**INPUT RECORDS:**
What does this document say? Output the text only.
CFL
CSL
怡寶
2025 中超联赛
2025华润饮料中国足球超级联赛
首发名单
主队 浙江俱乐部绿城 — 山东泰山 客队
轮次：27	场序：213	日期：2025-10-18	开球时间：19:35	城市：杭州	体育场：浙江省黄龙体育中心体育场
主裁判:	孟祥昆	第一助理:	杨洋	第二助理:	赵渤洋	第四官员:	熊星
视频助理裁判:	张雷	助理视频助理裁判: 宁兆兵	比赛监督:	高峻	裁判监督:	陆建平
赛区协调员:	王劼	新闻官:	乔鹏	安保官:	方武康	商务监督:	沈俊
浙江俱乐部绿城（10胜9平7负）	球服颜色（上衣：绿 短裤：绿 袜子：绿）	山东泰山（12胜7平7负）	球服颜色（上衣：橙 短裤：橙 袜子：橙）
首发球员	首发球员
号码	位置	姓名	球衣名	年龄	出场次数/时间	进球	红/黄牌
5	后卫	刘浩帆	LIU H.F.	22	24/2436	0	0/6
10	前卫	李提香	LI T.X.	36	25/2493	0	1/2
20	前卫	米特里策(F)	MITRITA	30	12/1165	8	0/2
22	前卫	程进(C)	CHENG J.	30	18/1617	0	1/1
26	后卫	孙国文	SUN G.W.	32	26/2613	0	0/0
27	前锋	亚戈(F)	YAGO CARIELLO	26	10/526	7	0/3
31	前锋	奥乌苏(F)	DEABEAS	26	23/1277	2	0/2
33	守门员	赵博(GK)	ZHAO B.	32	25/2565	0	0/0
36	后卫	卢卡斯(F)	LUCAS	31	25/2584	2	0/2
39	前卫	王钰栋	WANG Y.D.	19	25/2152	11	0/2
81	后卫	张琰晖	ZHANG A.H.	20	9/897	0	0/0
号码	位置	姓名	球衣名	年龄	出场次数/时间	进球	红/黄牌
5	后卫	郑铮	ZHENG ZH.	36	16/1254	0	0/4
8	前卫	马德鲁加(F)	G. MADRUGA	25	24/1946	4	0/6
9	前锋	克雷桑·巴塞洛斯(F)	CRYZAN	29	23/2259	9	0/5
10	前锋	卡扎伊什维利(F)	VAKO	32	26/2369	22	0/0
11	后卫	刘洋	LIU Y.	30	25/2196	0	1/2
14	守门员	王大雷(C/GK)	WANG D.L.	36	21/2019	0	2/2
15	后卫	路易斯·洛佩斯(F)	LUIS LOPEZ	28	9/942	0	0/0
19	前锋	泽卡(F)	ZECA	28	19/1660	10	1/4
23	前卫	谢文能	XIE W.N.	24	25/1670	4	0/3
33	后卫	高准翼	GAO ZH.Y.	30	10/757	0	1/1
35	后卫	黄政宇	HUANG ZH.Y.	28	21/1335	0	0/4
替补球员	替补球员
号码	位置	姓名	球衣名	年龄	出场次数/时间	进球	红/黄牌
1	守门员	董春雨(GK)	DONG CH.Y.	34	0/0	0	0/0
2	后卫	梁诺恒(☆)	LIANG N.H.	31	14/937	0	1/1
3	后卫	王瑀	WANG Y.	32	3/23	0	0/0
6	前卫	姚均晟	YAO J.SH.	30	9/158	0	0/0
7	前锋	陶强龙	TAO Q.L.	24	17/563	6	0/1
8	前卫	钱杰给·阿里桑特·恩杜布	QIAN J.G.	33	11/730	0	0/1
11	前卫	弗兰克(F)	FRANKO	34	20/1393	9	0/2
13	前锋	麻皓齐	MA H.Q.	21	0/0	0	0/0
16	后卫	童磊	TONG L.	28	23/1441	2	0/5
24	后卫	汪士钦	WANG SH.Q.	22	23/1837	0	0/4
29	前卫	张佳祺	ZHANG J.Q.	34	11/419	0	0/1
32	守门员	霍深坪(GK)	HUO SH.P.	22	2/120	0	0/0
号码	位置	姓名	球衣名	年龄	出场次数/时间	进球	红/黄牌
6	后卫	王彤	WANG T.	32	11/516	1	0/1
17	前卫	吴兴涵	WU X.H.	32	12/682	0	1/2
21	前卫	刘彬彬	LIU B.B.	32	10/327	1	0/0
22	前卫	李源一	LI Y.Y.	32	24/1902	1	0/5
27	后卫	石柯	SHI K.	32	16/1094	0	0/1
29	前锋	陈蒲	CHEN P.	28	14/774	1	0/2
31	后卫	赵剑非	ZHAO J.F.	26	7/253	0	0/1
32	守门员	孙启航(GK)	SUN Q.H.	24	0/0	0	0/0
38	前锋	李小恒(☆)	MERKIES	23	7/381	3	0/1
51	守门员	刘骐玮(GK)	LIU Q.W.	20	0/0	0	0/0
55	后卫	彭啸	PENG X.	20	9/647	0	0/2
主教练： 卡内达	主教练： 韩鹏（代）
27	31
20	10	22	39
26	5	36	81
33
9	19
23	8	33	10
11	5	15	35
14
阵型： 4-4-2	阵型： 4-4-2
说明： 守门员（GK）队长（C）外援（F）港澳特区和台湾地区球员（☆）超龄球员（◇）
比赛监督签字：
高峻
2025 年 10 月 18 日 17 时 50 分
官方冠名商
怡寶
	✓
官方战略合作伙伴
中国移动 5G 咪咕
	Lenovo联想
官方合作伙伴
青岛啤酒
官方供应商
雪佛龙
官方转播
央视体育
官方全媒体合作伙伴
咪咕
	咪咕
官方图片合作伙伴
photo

**TASK PROMPT:** From the listing above, reproduce all the lines exactly.

**WORKED ANSWER:**
What does this document say? Output the text only.
CFL
CSL
怡寶
2025 中超联赛
2025华润饮料中国足球超级联赛
首发名单
主队 浙江俱乐部绿城 — 山东泰山 客队
轮次：27	场序：213	日期：2025-10-18	开球时间：19:35	城市：杭州	体育场：浙江省黄龙体育中心体育场
主裁判:	孟祥昆	第一助理:	杨洋	第二助理:	赵渤洋	第四官员:	熊星
视频助理裁判:	张雷	助理视频助理裁判: 宁兆兵	比赛监督:	高峻	裁判监督:	陆建平
赛区协调员:	王劼	新闻官:	乔鹏	安保官:	方武康	商务监督:	沈俊
浙江俱乐部绿城（10胜9平7负）	球服颜色（上衣：绿 短裤：绿 袜子：绿）	山东泰山（12胜7平7负）	球服颜色（上衣：橙 短裤：橙 袜子：橙）
首发球员	首发球员
号码	位置	姓名	球衣名	年龄	出场次数/时间	进球	红/黄牌
5	后卫	刘浩帆	LIU H.F.	22	24/2436	0	0/6
10	前卫	李提香	LI T.X.	36	25/2493	0	1/2
20	前卫	米特里策(F)	MITRITA	30	12/1165	8	0/2
22	前卫	程进(C)	CHENG J.	30	18/1617	0	1/1
26	后卫	孙国文	SUN G.W.	32	26/2613	0	0/0
27	前锋	亚戈(F)	YAGO CARIELLO	26	10/526	7	0/3
31	前锋	奥乌苏(F)	DEABEAS	26	23/1277	2	0/2
33	守门员	赵博(GK)	ZHAO B.	32	25/2565	0	0/0
36	后卫	卢卡斯(F)	LUCAS	31	25/2584	2	0/2
39	前卫	王钰栋	WANG Y.D.	19	25/2152	11	0/2
81	后卫	张琰晖	ZHANG A.H.	20	9/897	0	0/0
号码	位置	姓名	球衣名	年龄	出场次数/时间	进球	红/黄牌
5	后卫	郑铮	ZHENG ZH.	36	16/1254	0	0/4
8	前卫	马德鲁加(F)	G. MADRUGA	25	24/1946	4	0/6
9	前锋	克雷桑·巴塞洛斯(F)	CRYZAN	29	23/2259	9	0/5
10	前锋	卡扎伊什维利(F)	VAKO	32	26/2369	22	0/0
11	后卫	刘洋	LIU Y.	30	25/2196	0	1/2
14	守门员	王大雷(C/GK)	WANG D.L.	36	21/2019	0	2/2
15	后卫	路易斯·洛佩斯(F)	LUIS LOPEZ	28	9/942	0	0/0
19	前锋	泽卡(F)	ZECA	28	19/1660	10	1/4
23	前卫	谢文能	XIE W.N.	24	25/1670	4	0/3
33	后卫	高准翼	GAO ZH.Y.	30	10/757	0	1/1
35	后卫	黄政宇	HUANG ZH.Y.	28	21/1335	0	0/4
替补球员	替补球员
号码	位置	姓名	球衣名	年龄	出场次数/时间	进球	红/黄牌
1	守门员	董春雨(GK)	DONG CH.Y.	34	0/0	0	0/0
2	后卫	梁诺恒(☆)	LIANG N.H.	31	14/937	0	1/1
3	后卫	王瑀	WANG Y.	32	3/23	0	0/0
6	前卫	姚均晟	YAO J.SH.	30	9/158	0	0/0
7	前锋	陶强龙	TAO Q.L.	24	17/563	6	0/1
8	前卫	钱杰给·阿里桑特·恩杜布	QIAN J.G.	33	11/730	0	0/1
11	前卫	弗兰克(F)	FRANKO	34	20/1393	9	0/2
13	前锋	麻皓齐	MA H.Q.	21	0/0	0	0/0
16	后卫	童磊	TONG L.	28	23/1441	2	0/5
24	后卫	汪士钦	WANG SH.Q.	22	23/1837	0	0/4
29	前卫	张佳祺	ZHANG J.Q.	34	11/419	0	0/1
32	守门员	霍深坪(GK)	HUO SH.P.	22	2/120	0	0/0
号码	位置	姓名	球衣名	年龄	出场次数/时间	进球	红/黄牌
6	后卫	王彤	WANG T.	32	11/516	1	0/1
17	前卫	吴兴涵	WU X.H.	32	12/682	0	1/2
21	前卫	刘彬彬	LIU B.B.	32	10/327	1	0/0
22	前卫	李源一	LI Y.Y.	32	24/1902	1	0/5
27	后卫	石柯	SHI K.	32	16/1094	0	0/1
29	前锋	陈蒲	CHEN P.	28	14/774	1	0/2
31	后卫	赵剑非	ZHAO J.F.	26	7/253	0	0/1
32	守门员	孙启航(GK)	SUN Q.H.	24	0/0	0	0/0
38	前锋	李小恒(☆)	MERKIES	23	7/381	3	0/1
51	守门员	刘骐玮(GK)	LIU Q.W.	20	0/0	0	0/0
55	后卫	彭啸	PENG X.	20	9/647	0	0/2
主教练： 卡内达	主教练： 韩鹏（代）
27	31
20	10	22	39
26	5	36	81
33
9	19
23	8	33	10
11	5	15	35
14
阵型： 4-4-2	阵型： 4-4-2
说明： 守门员（GK）队长（C）外援（F）港澳特区和台湾地区球员（☆）超龄球员（◇）
比赛监督签字：
高峻
2025 年 10 月 18 日 17 时 50 分
官方冠名商
怡寶
	✓
官方战略合作伙伴
中国移动 5G 咪咕
	Lenovo联想
官方合作伙伴
青岛啤酒
官方供应商
雪佛龙
官方转播
央视体育
官方全媒体合作伙伴
咪咕
	咪咕
官方图片合作伙伴
photo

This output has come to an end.